# DO THIS:
Reproduce the listing below exactly, minus its pictures.

[start]

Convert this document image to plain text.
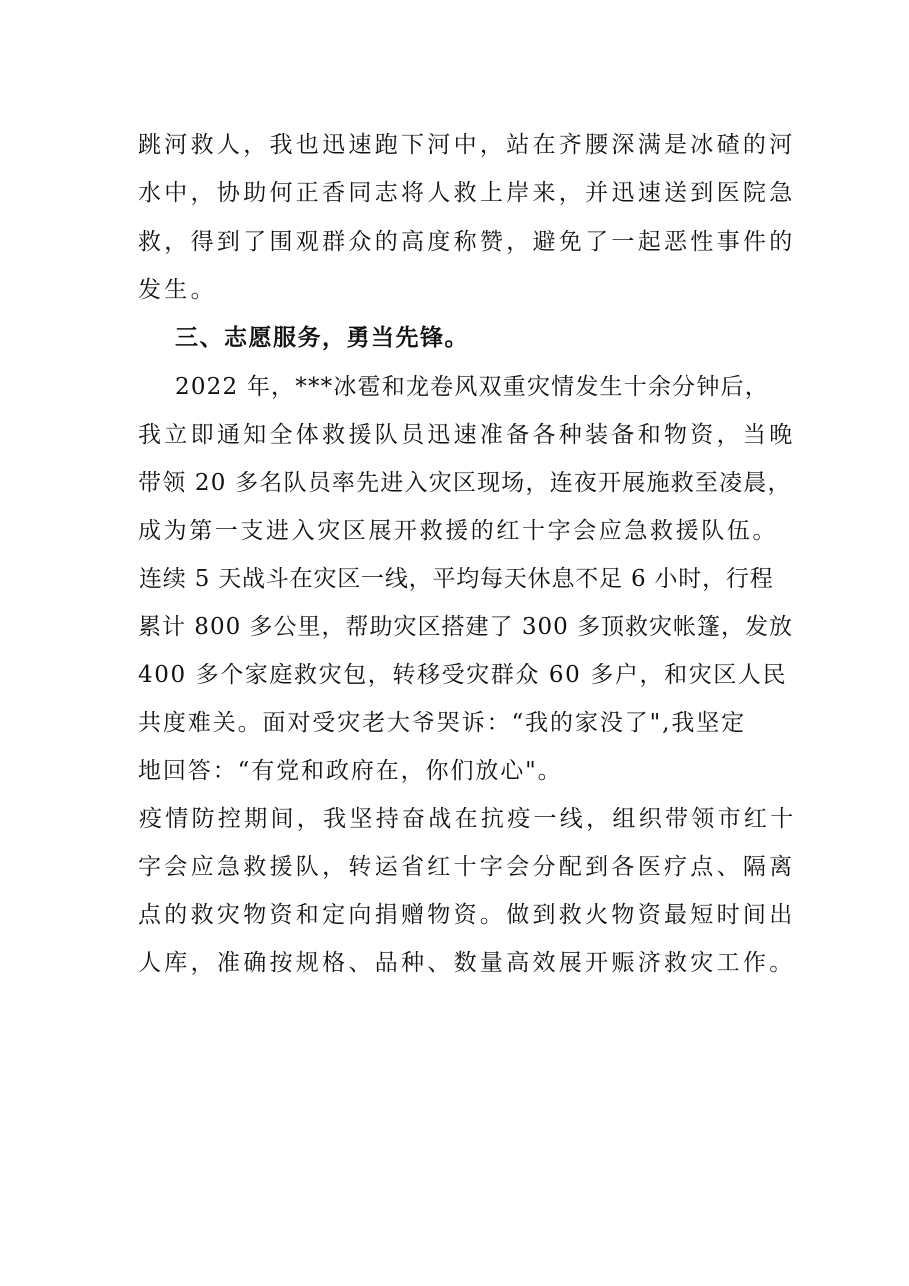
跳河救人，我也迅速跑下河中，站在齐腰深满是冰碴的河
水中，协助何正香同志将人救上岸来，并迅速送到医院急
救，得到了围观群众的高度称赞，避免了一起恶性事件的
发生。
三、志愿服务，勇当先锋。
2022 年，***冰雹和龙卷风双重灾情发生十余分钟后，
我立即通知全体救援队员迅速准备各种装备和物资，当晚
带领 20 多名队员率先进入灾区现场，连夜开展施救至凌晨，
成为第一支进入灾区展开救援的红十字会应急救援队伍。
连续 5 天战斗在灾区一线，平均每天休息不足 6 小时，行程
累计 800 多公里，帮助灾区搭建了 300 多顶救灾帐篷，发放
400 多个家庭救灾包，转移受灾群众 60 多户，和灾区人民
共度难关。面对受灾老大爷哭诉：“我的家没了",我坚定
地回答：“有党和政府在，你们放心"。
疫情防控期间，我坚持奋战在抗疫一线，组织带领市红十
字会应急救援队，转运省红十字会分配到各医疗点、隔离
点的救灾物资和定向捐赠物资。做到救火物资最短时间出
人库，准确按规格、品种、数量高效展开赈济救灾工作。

[end]

# RESPONSE:
Convert this document image to plain text.
跳河救人，我也迅速跑下河中，站在齐腰深满是冰碴的河
水中，协助何正香同志将人救上岸来，并迅速送到医院急
救，得到了围观群众的高度称赞，避免了一起恶性事件的
发生。
三、志愿服务，勇当先锋。
2022 年，***冰雹和龙卷风双重灾情发生十余分钟后，
我立即通知全体救援队员迅速准备各种装备和物资，当晚
带领 20 多名队员率先进入灾区现场，连夜开展施救至凌晨，
成为第一支进入灾区展开救援的红十字会应急救援队伍。
连续 5 天战斗在灾区一线，平均每天休息不足 6 小时，行程
累计 800 多公里，帮助灾区搭建了 300 多顶救灾帐篷，发放
400 多个家庭救灾包，转移受灾群众 60 多户，和灾区人民
共度难关。面对受灾老大爷哭诉：“我的家没了",我坚定
地回答：“有党和政府在，你们放心"。
疫情防控期间，我坚持奋战在抗疫一线，组织带领市红十
字会应急救援队，转运省红十字会分配到各医疗点、隔离
点的救灾物资和定向捐赠物资。做到救火物资最短时间出
人库，准确按规格、品种、数量高效展开赈济救灾工作。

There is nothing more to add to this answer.